▸ Short task:
Retype the whole listing, please, keeping every line exact and dropping the pictures.

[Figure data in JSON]
------------------------------------------------------------

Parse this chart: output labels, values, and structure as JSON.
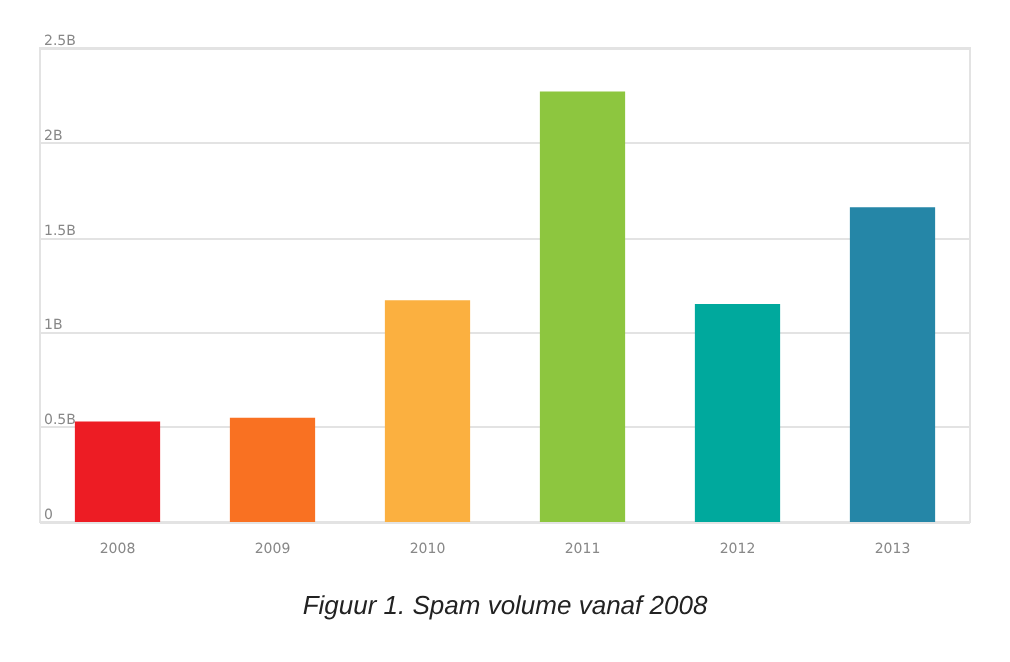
{
  "chart_data": {
    "type": "bar",
    "categories": [
      "2008",
      "2009",
      "2010",
      "2011",
      "2012",
      "2013"
    ],
    "values": [
      0.53,
      0.55,
      1.17,
      2.27,
      1.15,
      1.66
    ],
    "colors": [
      "#ed1c24",
      "#f97122",
      "#fbb040",
      "#8dc63f",
      "#00a99d",
      "#2586a7"
    ],
    "ylim": [
      0,
      2.5
    ],
    "yticks": [
      0,
      {
        "value": 0.5,
        "label": "0.5B"
      },
      {
        "value": 1,
        "label": "1B"
      },
      {
        "value": 1.5,
        "label": "1.5B"
      },
      {
        "value": 2,
        "label": "2B"
      },
      {
        "value": 2.5,
        "label": "2.5B"
      }
    ],
    "grid": "y",
    "annotations": [
      "Figuur 1. Spam volume vanaf 2008"
    ]
  }
}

------------------------------------------------------------

▸ Full answer:
Parse this chart: output labels, values, and structure as JSON.
{
  "chart_data": {
    "type": "bar",
    "categories": [
      "2008",
      "2009",
      "2010",
      "2011",
      "2012",
      "2013"
    ],
    "values": [
      0.53,
      0.55,
      1.17,
      2.27,
      1.15,
      1.66
    ],
    "colors": [
      "#ed1c24",
      "#f97122",
      "#fbb040",
      "#8dc63f",
      "#00a99d",
      "#2586a7"
    ],
    "ylim": [
      0,
      2.5
    ],
    "yticks": [
      0,
      {
        "value": 0.5,
        "label": "0.5B"
      },
      {
        "value": 1,
        "label": "1B"
      },
      {
        "value": 1.5,
        "label": "1.5B"
      },
      {
        "value": 2,
        "label": "2B"
      },
      {
        "value": 2.5,
        "label": "2.5B"
      }
    ],
    "grid": "y",
    "annotations": [
      "Figuur 1. Spam volume vanaf 2008"
    ]
  }
}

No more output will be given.